» Text segment
Deficit reduction plan disappears into La La Land

Yesterday, what was left of the government’s deficit reduction plan moved even further into the realms of fantasy.

In its latest Economic and fiscal outlook, the Office for Budget Responsibility reduced its forecast for tax receipts over the rest of the decade.

[T]his year has seen a sharp fall in the amount of tax raised for every pound of measured economic activity. As a result, despite strong economic growth, the budget deficit is expected to fall by only £6.3 billion this year to £91.3 billion, around half the decline we expected in March. That would be the second smallest year-on-year reduction since its peak in 2009-10, despite this being the strongest year for GDP growth.

And so:

[O]ur forecast for public sector current receipts is lower across the forecast period compared with March. Receipts are £7.0 billion lower in 2014-15 and £25.1 billion lower in 2018-19.


The key reasons for the deterioration in the underlying forecast are:

  • income tax and NICs, where lower earnings more than outweigh higher employment growth to reduce receipts. Lower interest rates through the forecast also reduce tax on savings income;
  • VAT receipts, where weaker consumer spending and steeper falls in government procurement associated with implied falls in DEL spending reduce growth in the tax base;
  • UK oil and gas revenues, which are lower due to lower oil and gas prices;
  • tobacco receipts, which have been lower-than-expected this year and we have assumed a steeper fall in clearances over the forecast period;
  • capital gains tax receipts, which are expected to be lower due to lower equity prices; and
  • interest and dividend receipts, due to lower interest rates reducing returns on the government’s stock of financial assets.

The result is that the outlook for public finances has worsened. Add in the government’s plans to reduce public spending and things start to look very bad for public services.

The government has said it isn’t going to increase taxes and it will find it hard, if not impossible, to take significant amounts off social security spending. Spending on public services therefore has to bear the brunt of any cuts, including any fall in projected revenue.

As this chart shows, AME (mostly welfare and debt interest) falls only very slowly for the rest of the decade, so the spending reduction has to come from cuts to public service spending (DEL).

» Data provided

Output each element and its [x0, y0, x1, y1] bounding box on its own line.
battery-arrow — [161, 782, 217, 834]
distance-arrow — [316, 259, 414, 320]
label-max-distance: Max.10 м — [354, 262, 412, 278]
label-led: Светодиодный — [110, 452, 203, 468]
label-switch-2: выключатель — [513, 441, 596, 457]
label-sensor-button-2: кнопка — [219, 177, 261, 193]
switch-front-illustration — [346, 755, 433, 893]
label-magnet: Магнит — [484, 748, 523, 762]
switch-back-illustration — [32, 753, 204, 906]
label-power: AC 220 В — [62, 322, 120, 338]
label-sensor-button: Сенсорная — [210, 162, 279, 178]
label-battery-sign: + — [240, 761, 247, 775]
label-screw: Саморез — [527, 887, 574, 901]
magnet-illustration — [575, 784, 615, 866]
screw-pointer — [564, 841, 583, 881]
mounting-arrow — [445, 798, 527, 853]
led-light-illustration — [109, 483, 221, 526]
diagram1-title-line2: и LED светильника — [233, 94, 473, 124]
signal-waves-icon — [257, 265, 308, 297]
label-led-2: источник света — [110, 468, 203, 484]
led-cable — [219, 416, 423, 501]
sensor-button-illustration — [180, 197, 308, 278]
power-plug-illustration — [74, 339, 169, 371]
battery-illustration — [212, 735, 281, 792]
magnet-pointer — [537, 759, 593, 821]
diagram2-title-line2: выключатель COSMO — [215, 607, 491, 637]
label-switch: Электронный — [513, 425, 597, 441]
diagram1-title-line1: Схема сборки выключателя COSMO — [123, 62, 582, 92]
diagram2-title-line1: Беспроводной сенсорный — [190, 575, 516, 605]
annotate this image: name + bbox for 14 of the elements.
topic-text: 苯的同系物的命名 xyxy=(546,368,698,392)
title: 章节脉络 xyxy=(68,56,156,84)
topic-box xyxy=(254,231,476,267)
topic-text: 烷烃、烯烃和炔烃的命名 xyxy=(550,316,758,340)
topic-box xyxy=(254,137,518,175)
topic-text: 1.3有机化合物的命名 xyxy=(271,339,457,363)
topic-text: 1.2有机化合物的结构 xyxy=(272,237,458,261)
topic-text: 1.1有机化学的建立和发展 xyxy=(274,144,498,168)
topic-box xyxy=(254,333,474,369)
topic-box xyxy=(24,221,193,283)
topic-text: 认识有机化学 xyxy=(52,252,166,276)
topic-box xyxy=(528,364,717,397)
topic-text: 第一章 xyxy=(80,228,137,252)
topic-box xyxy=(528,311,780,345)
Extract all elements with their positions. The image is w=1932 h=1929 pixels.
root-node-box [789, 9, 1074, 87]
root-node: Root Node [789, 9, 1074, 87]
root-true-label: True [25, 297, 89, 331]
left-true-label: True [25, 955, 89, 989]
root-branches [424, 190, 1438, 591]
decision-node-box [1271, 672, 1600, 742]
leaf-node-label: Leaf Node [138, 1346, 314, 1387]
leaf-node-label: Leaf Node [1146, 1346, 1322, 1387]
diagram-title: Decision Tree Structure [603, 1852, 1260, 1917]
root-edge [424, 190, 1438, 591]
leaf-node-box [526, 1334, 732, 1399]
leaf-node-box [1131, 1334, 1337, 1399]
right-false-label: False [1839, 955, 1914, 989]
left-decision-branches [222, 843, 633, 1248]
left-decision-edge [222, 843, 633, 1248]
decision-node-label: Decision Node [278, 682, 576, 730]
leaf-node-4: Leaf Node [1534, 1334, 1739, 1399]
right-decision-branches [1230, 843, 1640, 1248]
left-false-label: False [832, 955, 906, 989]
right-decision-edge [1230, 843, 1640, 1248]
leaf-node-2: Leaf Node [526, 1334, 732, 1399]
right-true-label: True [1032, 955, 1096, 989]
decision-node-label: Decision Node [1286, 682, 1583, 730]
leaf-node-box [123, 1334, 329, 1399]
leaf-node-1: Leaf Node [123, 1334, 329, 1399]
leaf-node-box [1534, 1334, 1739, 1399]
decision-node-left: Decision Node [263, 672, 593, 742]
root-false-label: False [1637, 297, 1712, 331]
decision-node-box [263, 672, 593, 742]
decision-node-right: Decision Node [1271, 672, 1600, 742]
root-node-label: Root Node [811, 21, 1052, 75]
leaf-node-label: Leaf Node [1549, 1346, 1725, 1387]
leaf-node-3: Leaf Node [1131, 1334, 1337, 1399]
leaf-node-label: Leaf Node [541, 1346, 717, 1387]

» What is asked
(a) Answer these questions using the text on the deficit reduction plan:
(i) By how much is the budget deficit expected to fall this year, and to what amount?
(ii) How much lower are receipts forecast to be in 2018-19 than in the March forecast?
(iii) Why are UK oil and gas revenues lower?
(b) Transcribe part of the text on the deficit reduction plan word for word, beginning at "Deficit reduction plan disappears" and ending after "for GDP growth.".
(c) Continue the text on the deficit reduction plan from the point where it stops.

» Exercise responses
(a)
(i) It is expected to fall by £6.3 billion, to £91.3 billion.
(ii) £25.1 billion lower.
(iii) Because of lower oil and gas prices.

(b)
Deficit reduction plan disappears into La La Land

Yesterday, what was left of the government’s deficit reduction plan moved even further into the realms of fantasy.

In its latest Economic and fiscal outlook, the Office for Budget Responsibility reduced its forecast for tax receipts over the rest of the decade.

[T]his year has seen a sharp fall in the amount of tax raised for every pound of measured economic activity. As a result, despite strong economic growth, the budget deficit is expected to fall by only £6.3 billion this year to £91.3 billion, around half the decline we expected in March. That would be the second smallest year-on-year reduction since its peak in 2009-10, despite this being the strongest year for GDP growth.

(c)
Screen Shot 2014-12-03 at 15.01.47

Take out capital spending and the forecasts for day-to-day public service spending (RDEL) look even worse. As a percentage of GDP, it falls from 21.2 in 2009-10 to 12.6 in 2019-20.

Screen Shot 2014-12-03 at 13.56.30


This, says the OBR, is a real-terms fall of around 25 percent and of 31 percent in per capita spending.

Screen Shot 2014-12-03 at 15.09.58


But spending on health, schools and overseas aid is to be protected. The OBR’s estimates for the revenue components of that spending are in this next table, with the impact of maintaining the protection in the column on the far right.

Screen Shot 2014-12-03 at 15.19.45

If health, education and aid are protected, then, we would be looking at a real-terms cut of 55 percent and a per capita cut of 57 percent for spending on everything else.

Let’s assume revenue spending on defence stays at this year’s 1.5 percent of GDP (if it falls much lower we’ll be in trouble with NATO). The OBR’s last Fiscal sustainability report estimated the cost of long-term care in 2019-20 at around 1.3 percent of GDP. Under these plans, then, that would leave about 1.4 percent of GDP for everything else.

All of which leaves local councils’ budgets looking very tight, even after they have raised extra cash from council tax.

Screen Shot 2014-12-03 at 15.39.15

You don’t need to look at these charts for too long to see the problem. The share of GDP taken by the big blocks on the bottom, health, education, social care (which includes elderly care) and emergency services, is unlikely to change much. Therefore everything else gets squeezed to the point where some services disappear.

There is no strategy for closing down parts of the state. Outside fringe meetings and think tanks, it hasn’t been discussed and it certainly won’t feature in anyone’s manifesto. Any decisions would therefore be reactive, piecemeal and random. Some councils would simply start closing services as they ran out of money.

It is very unlikely that this will happen. Even Conservative voters, for the most part, don’t want it. Eventually, whoever is in power after 2015 will have to push out the deficit reduction timetable, probably to the end of the decade, and raise taxes.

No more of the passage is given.